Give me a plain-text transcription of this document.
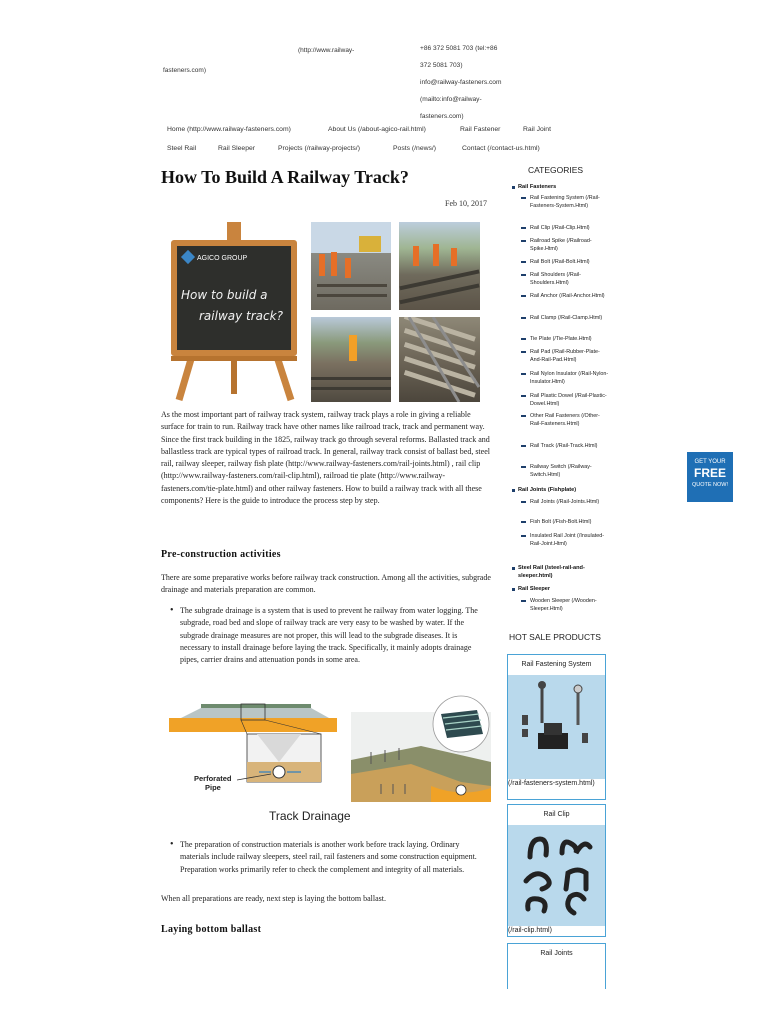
(http://www.railway-
fasteners.com)
+86 372 5081 703 (tel:+86
372 5081 703)
info@railway-fasteners.com
(mailto:info@railway-
fasteners.com)
Home (http://www.railway-fasteners.com)	About Us (/about-agico-rail.html)	Rail Fastener	Rail Joint
Steel Rail	Rail Sleeper	Projects (/railway-projects/)	Posts (/news/)	Contact (/contact-us.html)
How To Build A Railway Track?
Feb 10, 2017
AGICO GROUP
How to build a
railway track?

As the most important part of railway track system, railway track plays a role in giving a reliable surface for train to run. Railway track have other names like railroad track, track and permanent way. Since the first track building in the 1825, railway track go through several reforms. Ballasted track and ballastless track are typical types of railroad track. In general, railway track consist of ballast bed, steel rail, railway sleeper, railway fish plate (http://www.railway-fasteners.com/rail-joints.html) , rail clip (http://www.railway-fasteners.com/rail-clip.html), railroad tie plate (http://www.railway-fasteners.com/tie-plate.html) and other railway fasteners. How to build a railway track with all these components? Here is the guide to introduce the process step by step.

Pre-construction activities

There are some preparative works before railway track construction. Among all the activities, subgrade drainage and materials preparation are common.

• The subgrade drainage is a system that is used to prevent he railway from water logging. The subgrade, road bed and slope of railway track are very easy to be washed by water. If the subgrade drainage measures are not proper, this will lead to the subgrade diseases. It is necessary to install drainage before laying the track. Specifically, it mainly adopts drainage pipes, carrier drains and attenuation ponds in some area.

Perforated
Pipe
Track Drainage

• The preparation of construction materials is another work before track laying. Ordinary materials include railway sleepers, steel rail, rail fasteners and some construction equipment. Preparation works primarily refer to check the complement and integrity of all materials.

When all preparations are ready, next step is laying the bottom ballast.

Laying bottom ballast
CATEGORIES
Rail Fasteners
Rail Fastening System (/Rail-Fasteners-System.Html)
Rail Clip (/Rail-Clip.Html)
Railroad Spike (/Railroad-Spike.Html)
Rail Bolt (/Rail-Bolt.Html)
Rail Shoulders (/Rail-Shoulders.Html)
Rail Anchor (/Rail-Anchor.Html)
Rail Clamp (/Rail-Clamp.Html)
Tie Plate (/Tie-Plate.Html)
Rail Pad (/Rail-Rubber-Plate-And-Rail-Pad.Html)
Rail Nylon Insulator (/Rail-Nylon-Insulator.Html)
Rail Plastic Dowel (/Rail-Plastic-Dowel.Html)
Other Rail Fasteners (/Other-Rail-Fasteners.Html)
Rail Track (/Rail-Track.Html)
Railway Switch (/Railway-Switch.Html)
Rail Joints (Fishplate)
Rail Joints (/Rail-Joints.Html)
Fish Bolt (/Fish-Bolt.Html)
Insulated Rail Joint (/Insulated-Rail-Joint.Html)
Steel Rail (/steel-rail-and-sleeper.html)
Rail Sleeper
Wooden Sleeper (/Wooden-Sleeper.Html)
HOT SALE PRODUCTS
Rail Fastening System
(/rail-fasteners-system.html)
Rail Clip
(/rail-clip.html)
Rail Joints
GET YOUR
FREE
QUOTE NOW!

##########

* [REQUIRED WORK] Whenever "works" turns up in a line, pick that line out.

* [ANSWER TO THE PROBLEM]
There are some preparative works before railway track construction. Among all the activities, subgrade drainage and materials preparation are common.
• The preparation of construction materials is another work before track laying. Ordinary materials include railway sleepers, steel rail, rail fasteners and some construction equipment. Preparation works primarily refer to check the complement and integrity of all materials.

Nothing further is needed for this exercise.